**Directions**:
What follows is a set of entries. Give them again exactly, without the pictures.

Saved entries:

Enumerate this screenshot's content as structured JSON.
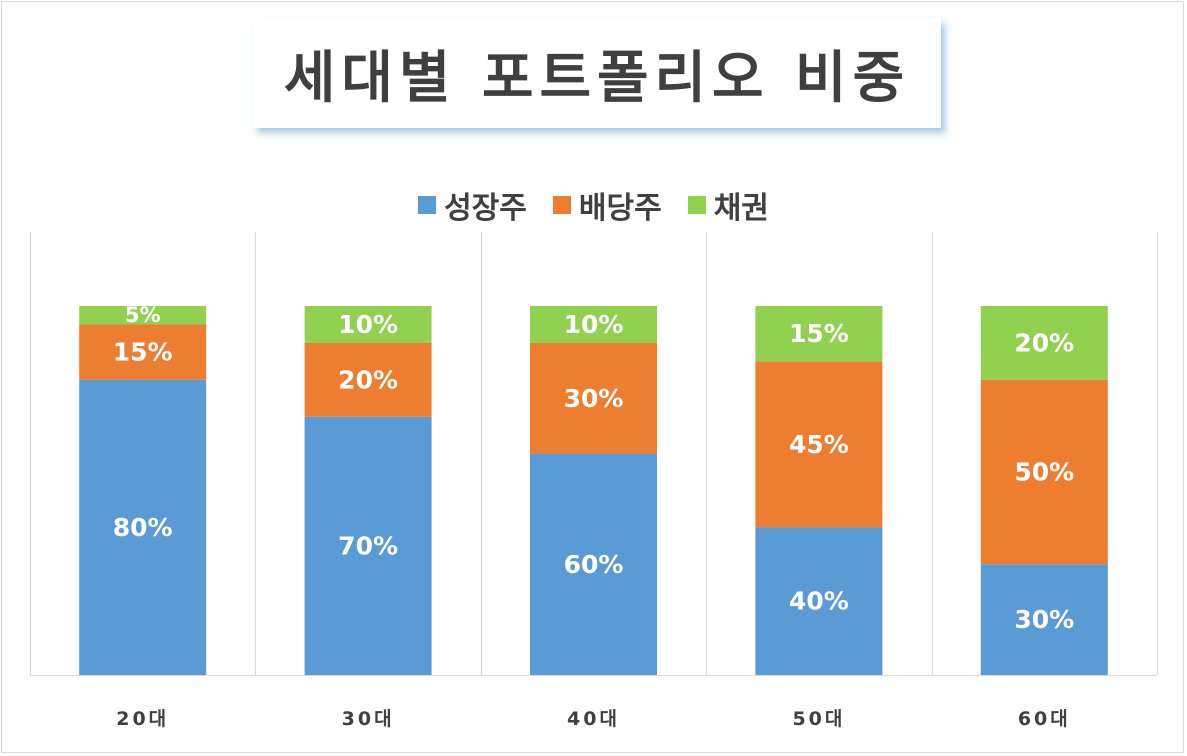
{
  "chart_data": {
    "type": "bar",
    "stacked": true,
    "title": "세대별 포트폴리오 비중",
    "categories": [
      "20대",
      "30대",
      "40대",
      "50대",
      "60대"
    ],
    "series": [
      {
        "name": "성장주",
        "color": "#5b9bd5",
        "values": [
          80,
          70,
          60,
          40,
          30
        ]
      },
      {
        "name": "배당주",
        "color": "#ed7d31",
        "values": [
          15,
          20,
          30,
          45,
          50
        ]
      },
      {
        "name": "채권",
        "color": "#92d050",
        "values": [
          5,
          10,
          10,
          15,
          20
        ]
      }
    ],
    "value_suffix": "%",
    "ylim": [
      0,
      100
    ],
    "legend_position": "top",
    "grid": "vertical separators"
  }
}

**Task output**:
Enumerate this screenshot's content as structured JSON.
{
  "chart_data": {
    "type": "bar",
    "stacked": true,
    "title": "세대별 포트폴리오 비중",
    "categories": [
      "20대",
      "30대",
      "40대",
      "50대",
      "60대"
    ],
    "series": [
      {
        "name": "성장주",
        "color": "#5b9bd5",
        "values": [
          80,
          70,
          60,
          40,
          30
        ]
      },
      {
        "name": "배당주",
        "color": "#ed7d31",
        "values": [
          15,
          20,
          30,
          45,
          50
        ]
      },
      {
        "name": "채권",
        "color": "#92d050",
        "values": [
          5,
          10,
          10,
          15,
          20
        ]
      }
    ],
    "value_suffix": "%",
    "ylim": [
      0,
      100
    ],
    "legend_position": "top",
    "grid": "vertical separators"
  }
}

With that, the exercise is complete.